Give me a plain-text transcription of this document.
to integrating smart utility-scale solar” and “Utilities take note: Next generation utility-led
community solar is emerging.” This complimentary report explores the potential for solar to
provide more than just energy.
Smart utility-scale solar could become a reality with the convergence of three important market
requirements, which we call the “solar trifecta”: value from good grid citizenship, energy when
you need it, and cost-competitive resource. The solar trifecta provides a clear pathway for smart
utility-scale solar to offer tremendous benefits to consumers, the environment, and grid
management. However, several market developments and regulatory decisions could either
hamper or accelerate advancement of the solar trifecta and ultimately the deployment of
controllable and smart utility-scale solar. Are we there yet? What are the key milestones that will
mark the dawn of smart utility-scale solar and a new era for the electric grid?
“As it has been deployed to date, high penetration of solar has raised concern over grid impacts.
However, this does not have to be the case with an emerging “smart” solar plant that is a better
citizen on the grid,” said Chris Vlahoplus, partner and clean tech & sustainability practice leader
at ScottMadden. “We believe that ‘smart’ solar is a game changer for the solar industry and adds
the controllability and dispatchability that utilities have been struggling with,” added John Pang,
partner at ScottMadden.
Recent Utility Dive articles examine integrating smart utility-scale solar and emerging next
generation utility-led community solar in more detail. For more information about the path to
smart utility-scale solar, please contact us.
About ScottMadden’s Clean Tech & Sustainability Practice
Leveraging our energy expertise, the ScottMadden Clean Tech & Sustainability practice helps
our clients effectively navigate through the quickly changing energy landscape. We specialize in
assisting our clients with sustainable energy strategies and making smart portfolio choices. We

===

GIVEN EXERCISE: Copy the data above exactly. Every line must be included.

WRITTEN RESPONSE:
Give me a plain-text transcription of this document.
to integrating smart utility-scale solar” and “Utilities take note: Next generation utility-led
community solar is emerging.” This complimentary report explores the potential for solar to
provide more than just energy.
Smart utility-scale solar could become a reality with the convergence of three important market
requirements, which we call the “solar trifecta”: value from good grid citizenship, energy when
you need it, and cost-competitive resource. The solar trifecta provides a clear pathway for smart
utility-scale solar to offer tremendous benefits to consumers, the environment, and grid
management. However, several market developments and regulatory decisions could either
hamper or accelerate advancement of the solar trifecta and ultimately the deployment of
controllable and smart utility-scale solar. Are we there yet? What are the key milestones that will
mark the dawn of smart utility-scale solar and a new era for the electric grid?
“As it has been deployed to date, high penetration of solar has raised concern over grid impacts.
However, this does not have to be the case with an emerging “smart” solar plant that is a better
citizen on the grid,” said Chris Vlahoplus, partner and clean tech & sustainability practice leader
at ScottMadden. “We believe that ‘smart’ solar is a game changer for the solar industry and adds
the controllability and dispatchability that utilities have been struggling with,” added John Pang,
partner at ScottMadden.
Recent Utility Dive articles examine integrating smart utility-scale solar and emerging next
generation utility-led community solar in more detail. For more information about the path to
smart utility-scale solar, please contact us.
About ScottMadden’s Clean Tech & Sustainability Practice
Leveraging our energy expertise, the ScottMadden Clean Tech & Sustainability practice helps
our clients effectively navigate through the quickly changing energy landscape. We specialize in
assisting our clients with sustainable energy strategies and making smart portfolio choices. We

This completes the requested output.